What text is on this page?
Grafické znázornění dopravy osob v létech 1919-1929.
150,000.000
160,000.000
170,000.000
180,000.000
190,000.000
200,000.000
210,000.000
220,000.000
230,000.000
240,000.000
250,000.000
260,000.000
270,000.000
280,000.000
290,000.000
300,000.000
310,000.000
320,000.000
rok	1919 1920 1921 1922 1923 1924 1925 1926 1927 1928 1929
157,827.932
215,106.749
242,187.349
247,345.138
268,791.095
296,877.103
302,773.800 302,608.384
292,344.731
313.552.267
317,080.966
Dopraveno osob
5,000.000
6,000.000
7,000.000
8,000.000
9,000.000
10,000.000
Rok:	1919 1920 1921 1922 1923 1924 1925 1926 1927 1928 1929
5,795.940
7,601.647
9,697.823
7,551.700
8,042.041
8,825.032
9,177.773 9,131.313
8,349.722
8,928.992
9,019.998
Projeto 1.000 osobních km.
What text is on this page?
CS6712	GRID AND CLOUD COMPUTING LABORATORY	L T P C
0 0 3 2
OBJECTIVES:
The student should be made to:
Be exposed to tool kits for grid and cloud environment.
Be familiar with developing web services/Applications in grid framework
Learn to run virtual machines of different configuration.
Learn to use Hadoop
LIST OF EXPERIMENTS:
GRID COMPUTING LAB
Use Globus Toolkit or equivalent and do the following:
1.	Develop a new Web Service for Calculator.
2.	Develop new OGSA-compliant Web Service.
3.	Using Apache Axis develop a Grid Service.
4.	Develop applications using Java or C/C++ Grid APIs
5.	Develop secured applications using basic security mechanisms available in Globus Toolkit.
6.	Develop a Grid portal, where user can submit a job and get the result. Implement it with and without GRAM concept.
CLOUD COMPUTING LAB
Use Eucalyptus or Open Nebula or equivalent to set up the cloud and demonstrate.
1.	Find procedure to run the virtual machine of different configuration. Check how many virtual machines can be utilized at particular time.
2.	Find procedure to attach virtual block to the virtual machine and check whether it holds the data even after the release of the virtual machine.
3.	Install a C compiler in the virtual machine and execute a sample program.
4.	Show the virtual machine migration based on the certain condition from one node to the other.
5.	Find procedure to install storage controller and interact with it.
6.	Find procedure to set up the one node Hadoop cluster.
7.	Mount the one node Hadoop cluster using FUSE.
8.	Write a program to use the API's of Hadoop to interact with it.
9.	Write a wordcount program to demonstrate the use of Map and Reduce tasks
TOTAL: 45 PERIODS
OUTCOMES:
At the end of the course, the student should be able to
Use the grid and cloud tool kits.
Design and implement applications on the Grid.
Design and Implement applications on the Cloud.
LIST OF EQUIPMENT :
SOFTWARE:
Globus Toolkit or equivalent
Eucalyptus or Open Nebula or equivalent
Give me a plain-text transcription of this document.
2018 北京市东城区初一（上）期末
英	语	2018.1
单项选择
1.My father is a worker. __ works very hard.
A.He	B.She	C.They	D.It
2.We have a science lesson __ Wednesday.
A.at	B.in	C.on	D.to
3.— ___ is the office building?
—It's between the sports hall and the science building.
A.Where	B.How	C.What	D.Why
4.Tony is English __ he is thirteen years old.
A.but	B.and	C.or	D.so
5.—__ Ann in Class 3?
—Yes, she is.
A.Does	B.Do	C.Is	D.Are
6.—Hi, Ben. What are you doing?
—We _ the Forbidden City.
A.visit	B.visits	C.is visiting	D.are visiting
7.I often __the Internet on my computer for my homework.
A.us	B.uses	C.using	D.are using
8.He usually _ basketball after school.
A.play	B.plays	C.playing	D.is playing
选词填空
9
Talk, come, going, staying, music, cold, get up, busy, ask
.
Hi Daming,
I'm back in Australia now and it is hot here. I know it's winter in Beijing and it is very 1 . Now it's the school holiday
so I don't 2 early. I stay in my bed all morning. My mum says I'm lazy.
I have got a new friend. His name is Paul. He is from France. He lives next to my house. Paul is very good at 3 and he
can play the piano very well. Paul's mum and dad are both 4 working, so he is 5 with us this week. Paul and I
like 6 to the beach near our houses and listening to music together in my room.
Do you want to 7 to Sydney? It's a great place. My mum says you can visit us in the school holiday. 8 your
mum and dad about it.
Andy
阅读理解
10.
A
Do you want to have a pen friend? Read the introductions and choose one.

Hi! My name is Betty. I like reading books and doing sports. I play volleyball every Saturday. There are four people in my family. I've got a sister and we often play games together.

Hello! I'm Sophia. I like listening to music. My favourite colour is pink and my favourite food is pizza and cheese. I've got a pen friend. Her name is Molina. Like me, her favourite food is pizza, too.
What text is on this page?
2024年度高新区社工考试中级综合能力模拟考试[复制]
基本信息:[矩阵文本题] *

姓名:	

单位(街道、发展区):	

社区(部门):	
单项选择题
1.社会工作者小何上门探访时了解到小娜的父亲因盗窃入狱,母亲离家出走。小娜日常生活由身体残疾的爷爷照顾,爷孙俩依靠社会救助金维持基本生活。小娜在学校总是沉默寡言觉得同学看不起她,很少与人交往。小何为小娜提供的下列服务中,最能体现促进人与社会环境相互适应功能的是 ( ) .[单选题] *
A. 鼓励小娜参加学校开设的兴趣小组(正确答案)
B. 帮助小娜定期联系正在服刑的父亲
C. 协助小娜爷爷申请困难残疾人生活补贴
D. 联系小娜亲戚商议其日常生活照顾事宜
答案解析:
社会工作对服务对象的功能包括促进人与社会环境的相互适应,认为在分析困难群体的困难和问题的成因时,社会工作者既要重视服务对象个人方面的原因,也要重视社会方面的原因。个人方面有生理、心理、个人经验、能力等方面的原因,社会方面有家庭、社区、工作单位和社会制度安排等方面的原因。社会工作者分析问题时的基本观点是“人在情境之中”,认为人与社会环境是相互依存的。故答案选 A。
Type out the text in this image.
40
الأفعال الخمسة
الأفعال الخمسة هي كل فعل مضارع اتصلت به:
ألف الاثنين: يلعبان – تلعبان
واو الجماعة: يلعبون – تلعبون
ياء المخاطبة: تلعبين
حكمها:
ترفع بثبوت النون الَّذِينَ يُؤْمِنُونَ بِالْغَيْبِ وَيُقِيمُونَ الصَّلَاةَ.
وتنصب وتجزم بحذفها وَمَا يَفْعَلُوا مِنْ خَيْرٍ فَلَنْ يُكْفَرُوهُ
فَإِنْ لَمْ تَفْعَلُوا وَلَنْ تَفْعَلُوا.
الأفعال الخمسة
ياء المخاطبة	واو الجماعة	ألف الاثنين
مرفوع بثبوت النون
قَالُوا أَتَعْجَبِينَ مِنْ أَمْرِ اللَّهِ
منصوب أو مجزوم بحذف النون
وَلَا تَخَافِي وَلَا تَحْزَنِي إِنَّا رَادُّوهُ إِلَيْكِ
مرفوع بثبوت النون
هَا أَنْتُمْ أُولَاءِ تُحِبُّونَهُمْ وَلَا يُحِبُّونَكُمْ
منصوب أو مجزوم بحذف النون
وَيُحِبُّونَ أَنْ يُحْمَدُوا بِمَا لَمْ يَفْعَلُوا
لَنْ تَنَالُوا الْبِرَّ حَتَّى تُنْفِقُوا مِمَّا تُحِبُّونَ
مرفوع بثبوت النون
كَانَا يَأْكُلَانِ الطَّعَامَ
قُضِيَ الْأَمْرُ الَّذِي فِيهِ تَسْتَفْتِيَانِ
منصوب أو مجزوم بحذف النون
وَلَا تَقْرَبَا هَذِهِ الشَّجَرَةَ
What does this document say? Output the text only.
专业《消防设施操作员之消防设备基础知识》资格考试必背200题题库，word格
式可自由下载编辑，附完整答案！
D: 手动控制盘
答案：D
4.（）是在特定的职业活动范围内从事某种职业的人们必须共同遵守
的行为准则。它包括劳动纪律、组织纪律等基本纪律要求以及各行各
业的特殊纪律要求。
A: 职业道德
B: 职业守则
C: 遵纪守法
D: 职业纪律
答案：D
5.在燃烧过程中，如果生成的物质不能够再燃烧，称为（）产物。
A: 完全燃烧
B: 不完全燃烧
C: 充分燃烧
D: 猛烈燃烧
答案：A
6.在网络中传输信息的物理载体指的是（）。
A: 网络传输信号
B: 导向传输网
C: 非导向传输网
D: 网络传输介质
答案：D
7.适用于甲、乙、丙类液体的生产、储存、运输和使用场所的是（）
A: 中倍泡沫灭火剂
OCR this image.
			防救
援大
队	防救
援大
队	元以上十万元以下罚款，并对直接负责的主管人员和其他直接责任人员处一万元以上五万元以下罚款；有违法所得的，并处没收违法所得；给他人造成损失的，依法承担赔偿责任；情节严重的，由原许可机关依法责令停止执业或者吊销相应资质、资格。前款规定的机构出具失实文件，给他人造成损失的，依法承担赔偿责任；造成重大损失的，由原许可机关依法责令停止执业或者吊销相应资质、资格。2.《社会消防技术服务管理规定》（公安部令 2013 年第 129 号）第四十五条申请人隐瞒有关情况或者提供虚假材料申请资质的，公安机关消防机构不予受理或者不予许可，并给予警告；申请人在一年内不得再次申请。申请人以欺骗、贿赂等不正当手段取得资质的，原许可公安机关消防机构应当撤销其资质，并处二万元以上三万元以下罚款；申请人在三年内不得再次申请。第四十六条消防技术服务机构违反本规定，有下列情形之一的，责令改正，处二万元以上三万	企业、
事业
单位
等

····················

Whenever "building" turns up in a line, pick that line out.

3.— ___ is the office building?
—It's between the sports hall and the science building.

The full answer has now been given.